### Objective
Below are records; work out how many of their lines hold the string "target" and give that number alone.

(Dataset records)
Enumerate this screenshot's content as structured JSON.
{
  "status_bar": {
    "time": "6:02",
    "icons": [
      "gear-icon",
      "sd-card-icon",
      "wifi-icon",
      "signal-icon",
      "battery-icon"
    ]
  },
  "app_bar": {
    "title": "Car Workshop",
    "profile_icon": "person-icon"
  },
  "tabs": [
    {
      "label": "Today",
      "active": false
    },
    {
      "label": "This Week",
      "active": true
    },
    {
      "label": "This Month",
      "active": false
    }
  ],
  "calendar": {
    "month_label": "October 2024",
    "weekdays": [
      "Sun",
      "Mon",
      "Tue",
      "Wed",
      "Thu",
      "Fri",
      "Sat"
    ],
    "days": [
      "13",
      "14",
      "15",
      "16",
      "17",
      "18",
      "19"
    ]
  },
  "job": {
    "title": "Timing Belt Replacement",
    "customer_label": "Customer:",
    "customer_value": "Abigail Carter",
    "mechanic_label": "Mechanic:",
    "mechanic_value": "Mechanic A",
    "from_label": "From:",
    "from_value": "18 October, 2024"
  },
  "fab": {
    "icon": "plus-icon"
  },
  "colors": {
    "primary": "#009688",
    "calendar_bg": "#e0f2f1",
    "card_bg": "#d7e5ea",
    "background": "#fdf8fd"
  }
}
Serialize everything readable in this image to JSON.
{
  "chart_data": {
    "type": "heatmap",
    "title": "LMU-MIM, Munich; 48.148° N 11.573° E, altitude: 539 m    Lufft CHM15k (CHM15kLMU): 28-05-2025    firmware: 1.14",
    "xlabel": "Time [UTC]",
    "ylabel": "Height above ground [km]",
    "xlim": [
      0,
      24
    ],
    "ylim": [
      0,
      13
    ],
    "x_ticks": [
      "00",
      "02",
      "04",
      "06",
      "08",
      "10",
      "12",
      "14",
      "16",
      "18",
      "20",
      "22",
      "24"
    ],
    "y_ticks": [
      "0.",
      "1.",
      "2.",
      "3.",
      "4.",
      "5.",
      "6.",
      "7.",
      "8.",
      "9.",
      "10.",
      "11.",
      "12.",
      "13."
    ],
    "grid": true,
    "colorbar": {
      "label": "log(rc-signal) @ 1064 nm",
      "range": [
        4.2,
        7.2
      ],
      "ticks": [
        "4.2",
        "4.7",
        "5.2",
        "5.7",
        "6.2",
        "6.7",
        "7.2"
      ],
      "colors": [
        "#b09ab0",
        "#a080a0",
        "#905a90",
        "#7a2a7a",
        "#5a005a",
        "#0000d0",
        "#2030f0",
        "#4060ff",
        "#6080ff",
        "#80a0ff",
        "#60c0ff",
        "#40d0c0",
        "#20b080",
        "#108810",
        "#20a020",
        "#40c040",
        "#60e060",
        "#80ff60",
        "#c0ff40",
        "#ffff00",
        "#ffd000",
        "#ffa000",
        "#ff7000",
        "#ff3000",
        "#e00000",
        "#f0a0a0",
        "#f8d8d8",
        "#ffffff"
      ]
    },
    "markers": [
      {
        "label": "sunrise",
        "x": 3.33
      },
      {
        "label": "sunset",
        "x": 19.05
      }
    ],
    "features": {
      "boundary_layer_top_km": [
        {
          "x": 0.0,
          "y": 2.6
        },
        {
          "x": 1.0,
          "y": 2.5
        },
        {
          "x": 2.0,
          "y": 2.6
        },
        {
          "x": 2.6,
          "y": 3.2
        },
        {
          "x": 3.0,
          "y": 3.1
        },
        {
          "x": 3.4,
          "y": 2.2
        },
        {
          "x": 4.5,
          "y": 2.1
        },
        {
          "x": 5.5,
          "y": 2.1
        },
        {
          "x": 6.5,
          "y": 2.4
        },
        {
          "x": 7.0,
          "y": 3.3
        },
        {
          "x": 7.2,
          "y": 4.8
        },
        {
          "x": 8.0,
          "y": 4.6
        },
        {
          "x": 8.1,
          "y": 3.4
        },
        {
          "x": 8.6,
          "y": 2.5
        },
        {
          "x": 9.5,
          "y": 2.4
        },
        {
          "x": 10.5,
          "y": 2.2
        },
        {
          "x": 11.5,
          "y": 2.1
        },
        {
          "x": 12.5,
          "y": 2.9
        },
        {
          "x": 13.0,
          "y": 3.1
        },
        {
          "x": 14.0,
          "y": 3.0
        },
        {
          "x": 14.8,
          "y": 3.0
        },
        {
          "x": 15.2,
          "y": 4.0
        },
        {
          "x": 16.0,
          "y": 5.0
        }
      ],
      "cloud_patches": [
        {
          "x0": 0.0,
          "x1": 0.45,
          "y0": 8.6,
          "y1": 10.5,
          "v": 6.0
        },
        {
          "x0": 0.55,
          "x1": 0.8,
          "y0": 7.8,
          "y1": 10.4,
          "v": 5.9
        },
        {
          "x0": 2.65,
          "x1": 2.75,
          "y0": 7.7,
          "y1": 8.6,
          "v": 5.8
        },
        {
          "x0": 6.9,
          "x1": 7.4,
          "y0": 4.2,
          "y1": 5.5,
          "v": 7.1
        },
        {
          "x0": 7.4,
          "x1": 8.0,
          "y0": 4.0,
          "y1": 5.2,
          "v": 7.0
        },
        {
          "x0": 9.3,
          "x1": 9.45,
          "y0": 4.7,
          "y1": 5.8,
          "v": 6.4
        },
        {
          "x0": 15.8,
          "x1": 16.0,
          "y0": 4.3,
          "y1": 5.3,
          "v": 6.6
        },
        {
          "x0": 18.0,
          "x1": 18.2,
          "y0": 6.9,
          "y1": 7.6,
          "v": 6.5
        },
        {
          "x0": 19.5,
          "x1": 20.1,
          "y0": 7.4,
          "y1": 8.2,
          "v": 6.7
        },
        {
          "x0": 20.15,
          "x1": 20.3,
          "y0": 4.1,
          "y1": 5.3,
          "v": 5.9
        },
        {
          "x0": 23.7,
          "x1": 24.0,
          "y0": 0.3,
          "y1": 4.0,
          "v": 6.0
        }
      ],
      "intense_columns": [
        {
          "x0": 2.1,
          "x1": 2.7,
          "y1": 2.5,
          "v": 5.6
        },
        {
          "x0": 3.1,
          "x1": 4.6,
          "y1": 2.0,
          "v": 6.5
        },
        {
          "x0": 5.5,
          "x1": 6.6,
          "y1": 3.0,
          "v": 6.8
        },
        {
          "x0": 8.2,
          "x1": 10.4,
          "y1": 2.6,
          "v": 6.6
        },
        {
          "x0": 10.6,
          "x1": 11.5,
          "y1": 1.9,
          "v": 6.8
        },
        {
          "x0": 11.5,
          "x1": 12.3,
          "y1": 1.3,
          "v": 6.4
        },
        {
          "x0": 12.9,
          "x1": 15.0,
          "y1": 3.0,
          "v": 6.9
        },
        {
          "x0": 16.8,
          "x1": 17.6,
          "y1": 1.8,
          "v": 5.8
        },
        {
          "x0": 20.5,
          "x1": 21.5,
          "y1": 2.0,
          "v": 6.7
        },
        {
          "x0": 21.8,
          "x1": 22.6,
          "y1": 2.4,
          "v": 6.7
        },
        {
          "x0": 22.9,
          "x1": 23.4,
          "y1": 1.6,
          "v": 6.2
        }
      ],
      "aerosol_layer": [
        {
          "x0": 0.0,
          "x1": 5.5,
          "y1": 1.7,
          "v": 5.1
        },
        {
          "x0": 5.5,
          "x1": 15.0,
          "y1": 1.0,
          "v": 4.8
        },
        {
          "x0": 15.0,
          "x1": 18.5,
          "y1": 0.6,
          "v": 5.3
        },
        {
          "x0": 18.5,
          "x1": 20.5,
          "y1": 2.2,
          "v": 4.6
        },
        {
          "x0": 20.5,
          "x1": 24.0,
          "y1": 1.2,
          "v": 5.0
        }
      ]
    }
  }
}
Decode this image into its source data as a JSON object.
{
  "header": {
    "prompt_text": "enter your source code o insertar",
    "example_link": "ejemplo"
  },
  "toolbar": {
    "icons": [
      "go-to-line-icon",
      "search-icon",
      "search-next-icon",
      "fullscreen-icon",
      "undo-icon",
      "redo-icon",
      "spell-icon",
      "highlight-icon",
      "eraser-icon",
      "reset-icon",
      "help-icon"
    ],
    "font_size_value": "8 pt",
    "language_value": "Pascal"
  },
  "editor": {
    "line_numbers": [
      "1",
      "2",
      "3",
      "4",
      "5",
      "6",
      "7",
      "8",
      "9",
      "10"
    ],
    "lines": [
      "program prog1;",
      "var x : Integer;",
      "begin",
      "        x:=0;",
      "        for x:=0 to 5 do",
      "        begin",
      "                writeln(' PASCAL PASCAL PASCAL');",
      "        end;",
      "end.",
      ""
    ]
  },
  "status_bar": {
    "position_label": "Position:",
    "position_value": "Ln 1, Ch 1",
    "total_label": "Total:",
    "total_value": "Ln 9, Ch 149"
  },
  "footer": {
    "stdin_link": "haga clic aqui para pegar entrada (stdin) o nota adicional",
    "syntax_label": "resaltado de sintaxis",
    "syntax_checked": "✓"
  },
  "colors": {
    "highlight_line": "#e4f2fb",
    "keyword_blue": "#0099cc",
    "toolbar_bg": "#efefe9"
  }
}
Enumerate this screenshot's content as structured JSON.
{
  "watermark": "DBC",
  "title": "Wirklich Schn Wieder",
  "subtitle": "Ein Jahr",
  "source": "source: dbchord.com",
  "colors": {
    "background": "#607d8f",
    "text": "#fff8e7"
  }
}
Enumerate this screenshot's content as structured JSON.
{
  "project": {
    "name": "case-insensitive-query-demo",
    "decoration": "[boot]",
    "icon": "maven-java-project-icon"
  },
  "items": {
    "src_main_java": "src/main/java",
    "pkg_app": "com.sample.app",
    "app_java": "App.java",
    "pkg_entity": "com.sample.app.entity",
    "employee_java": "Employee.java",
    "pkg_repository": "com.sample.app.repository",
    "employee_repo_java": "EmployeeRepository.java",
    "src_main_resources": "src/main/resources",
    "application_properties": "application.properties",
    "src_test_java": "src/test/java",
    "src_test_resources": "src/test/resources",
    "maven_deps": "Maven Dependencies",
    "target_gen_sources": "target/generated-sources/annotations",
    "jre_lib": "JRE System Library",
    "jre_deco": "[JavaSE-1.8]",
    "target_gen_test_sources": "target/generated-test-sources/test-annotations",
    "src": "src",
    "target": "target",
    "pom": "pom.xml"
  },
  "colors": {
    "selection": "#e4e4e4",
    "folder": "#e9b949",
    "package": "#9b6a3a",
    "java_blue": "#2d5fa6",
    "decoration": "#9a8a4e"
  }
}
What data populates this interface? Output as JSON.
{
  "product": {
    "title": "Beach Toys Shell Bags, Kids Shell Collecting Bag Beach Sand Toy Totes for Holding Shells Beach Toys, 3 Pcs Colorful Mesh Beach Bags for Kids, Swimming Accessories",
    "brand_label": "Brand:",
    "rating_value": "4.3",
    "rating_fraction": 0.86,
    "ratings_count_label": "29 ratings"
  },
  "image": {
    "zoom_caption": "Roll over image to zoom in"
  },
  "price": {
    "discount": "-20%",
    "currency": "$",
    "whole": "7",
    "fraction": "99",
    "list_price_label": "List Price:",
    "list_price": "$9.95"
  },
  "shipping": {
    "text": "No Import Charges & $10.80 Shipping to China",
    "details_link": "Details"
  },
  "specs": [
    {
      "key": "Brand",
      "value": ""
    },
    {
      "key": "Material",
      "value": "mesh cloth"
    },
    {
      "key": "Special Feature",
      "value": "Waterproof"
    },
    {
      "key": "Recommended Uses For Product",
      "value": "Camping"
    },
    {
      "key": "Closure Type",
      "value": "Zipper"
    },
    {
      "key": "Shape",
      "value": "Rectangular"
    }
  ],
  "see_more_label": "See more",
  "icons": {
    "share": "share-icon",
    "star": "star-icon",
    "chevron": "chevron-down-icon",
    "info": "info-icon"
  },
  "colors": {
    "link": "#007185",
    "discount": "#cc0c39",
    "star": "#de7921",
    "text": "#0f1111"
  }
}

### Answer
3